◆ Goal: Go through the entries and transcribe each one exactly, dropping the pictures.

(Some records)
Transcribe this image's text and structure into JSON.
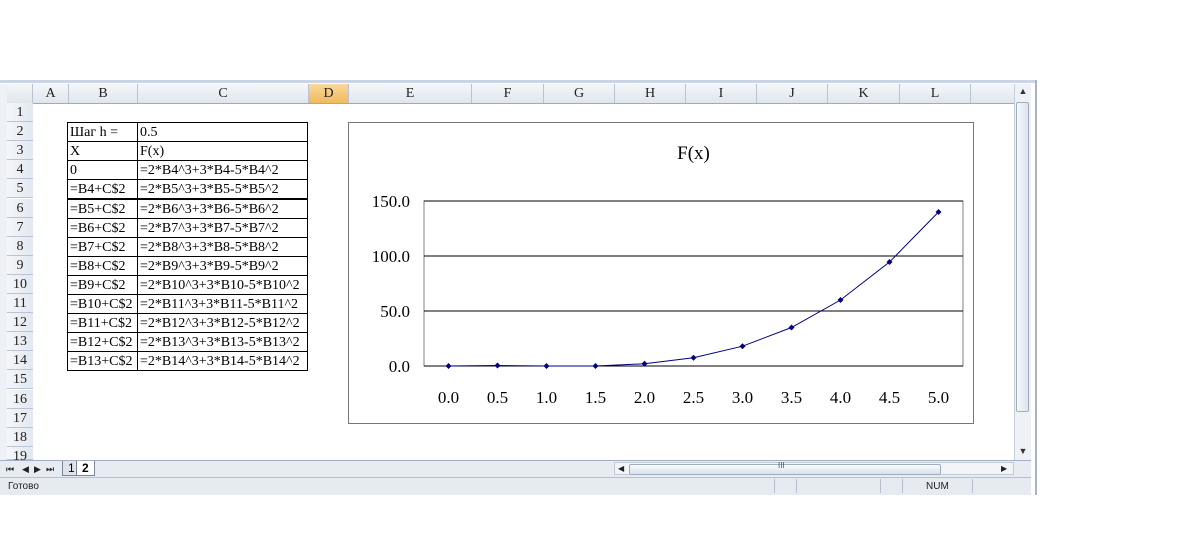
{
  "columns": [
    "A",
    "B",
    "C",
    "D",
    "E",
    "F",
    "G",
    "H",
    "I",
    "J",
    "K",
    "L"
  ],
  "selected_column": "D",
  "rows": [
    "1",
    "2",
    "3",
    "4",
    "5",
    "6",
    "7",
    "8",
    "9",
    "10",
    "11",
    "12",
    "13",
    "14",
    "15",
    "16",
    "17",
    "18",
    "19"
  ],
  "table": [
    [
      "Шаг h =",
      "0.5"
    ],
    [
      "X",
      "F(x)"
    ],
    [
      "0",
      "=2*B4^3+3*B4-5*B4^2"
    ],
    [
      "=B4+C$2",
      "=2*B5^3+3*B5-5*B5^2"
    ],
    [
      "=B5+C$2",
      "=2*B6^3+3*B6-5*B6^2"
    ],
    [
      "=B6+C$2",
      "=2*B7^3+3*B7-5*B7^2"
    ],
    [
      "=B7+C$2",
      "=2*B8^3+3*B8-5*B8^2"
    ],
    [
      "=B8+C$2",
      "=2*B9^3+3*B9-5*B9^2"
    ],
    [
      "=B9+C$2",
      "=2*B10^3+3*B10-5*B10^2"
    ],
    [
      "=B10+C$2",
      "=2*B11^3+3*B11-5*B11^2"
    ],
    [
      "=B11+C$2",
      "=2*B12^3+3*B12-5*B12^2"
    ],
    [
      "=B12+C$2",
      "=2*B13^3+3*B13-5*B13^2"
    ],
    [
      "=B13+C$2",
      "=2*B14^3+3*B14-5*B14^2"
    ]
  ],
  "chart_data": {
    "type": "line",
    "title": "F(x)",
    "xlabel": "",
    "ylabel": "",
    "categories": [
      "0.0",
      "0.5",
      "1.0",
      "1.5",
      "2.0",
      "2.5",
      "3.0",
      "3.5",
      "4.0",
      "4.5",
      "5.0"
    ],
    "series": [
      {
        "values": [
          0,
          0.5,
          0,
          0,
          2,
          7.5,
          18,
          35,
          60,
          94.5,
          140
        ]
      }
    ],
    "ylim": [
      0,
      150
    ],
    "yticks": [
      "0.0",
      "50.0",
      "100.0",
      "150.0"
    ],
    "grid": true,
    "legend": "none",
    "line_color": "#000080",
    "marker_color": "#000080"
  },
  "sheet_tabs": [
    "1",
    "2"
  ],
  "active_tab": "2",
  "nav_buttons": [
    "⏮",
    "◀",
    "▶",
    "⏭"
  ],
  "status": {
    "ready": "Готово",
    "num": "NUM"
  },
  "scroll": {
    "up": "▲",
    "down": "▼",
    "left": "◀",
    "right": "▶",
    "grip": "III"
  }
}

◆ Complete answer:
Transcribe this image's text and structure into JSON.
{
  "columns": [
    "A",
    "B",
    "C",
    "D",
    "E",
    "F",
    "G",
    "H",
    "I",
    "J",
    "K",
    "L"
  ],
  "selected_column": "D",
  "rows": [
    "1",
    "2",
    "3",
    "4",
    "5",
    "6",
    "7",
    "8",
    "9",
    "10",
    "11",
    "12",
    "13",
    "14",
    "15",
    "16",
    "17",
    "18",
    "19"
  ],
  "table": [
    [
      "Шаг h =",
      "0.5"
    ],
    [
      "X",
      "F(x)"
    ],
    [
      "0",
      "=2*B4^3+3*B4-5*B4^2"
    ],
    [
      "=B4+C$2",
      "=2*B5^3+3*B5-5*B5^2"
    ],
    [
      "=B5+C$2",
      "=2*B6^3+3*B6-5*B6^2"
    ],
    [
      "=B6+C$2",
      "=2*B7^3+3*B7-5*B7^2"
    ],
    [
      "=B7+C$2",
      "=2*B8^3+3*B8-5*B8^2"
    ],
    [
      "=B8+C$2",
      "=2*B9^3+3*B9-5*B9^2"
    ],
    [
      "=B9+C$2",
      "=2*B10^3+3*B10-5*B10^2"
    ],
    [
      "=B10+C$2",
      "=2*B11^3+3*B11-5*B11^2"
    ],
    [
      "=B11+C$2",
      "=2*B12^3+3*B12-5*B12^2"
    ],
    [
      "=B12+C$2",
      "=2*B13^3+3*B13-5*B13^2"
    ],
    [
      "=B13+C$2",
      "=2*B14^3+3*B14-5*B14^2"
    ]
  ],
  "chart_data": {
    "type": "line",
    "title": "F(x)",
    "xlabel": "",
    "ylabel": "",
    "categories": [
      "0.0",
      "0.5",
      "1.0",
      "1.5",
      "2.0",
      "2.5",
      "3.0",
      "3.5",
      "4.0",
      "4.5",
      "5.0"
    ],
    "series": [
      {
        "values": [
          0,
          0.5,
          0,
          0,
          2,
          7.5,
          18,
          35,
          60,
          94.5,
          140
        ]
      }
    ],
    "ylim": [
      0,
      150
    ],
    "yticks": [
      "0.0",
      "50.0",
      "100.0",
      "150.0"
    ],
    "grid": true,
    "legend": "none",
    "line_color": "#000080",
    "marker_color": "#000080"
  },
  "sheet_tabs": [
    "1",
    "2"
  ],
  "active_tab": "2",
  "nav_buttons": [
    "⏮",
    "◀",
    "▶",
    "⏭"
  ],
  "status": {
    "ready": "Готово",
    "num": "NUM"
  },
  "scroll": {
    "up": "▲",
    "down": "▼",
    "left": "◀",
    "right": "▶",
    "grip": "III"
  }
}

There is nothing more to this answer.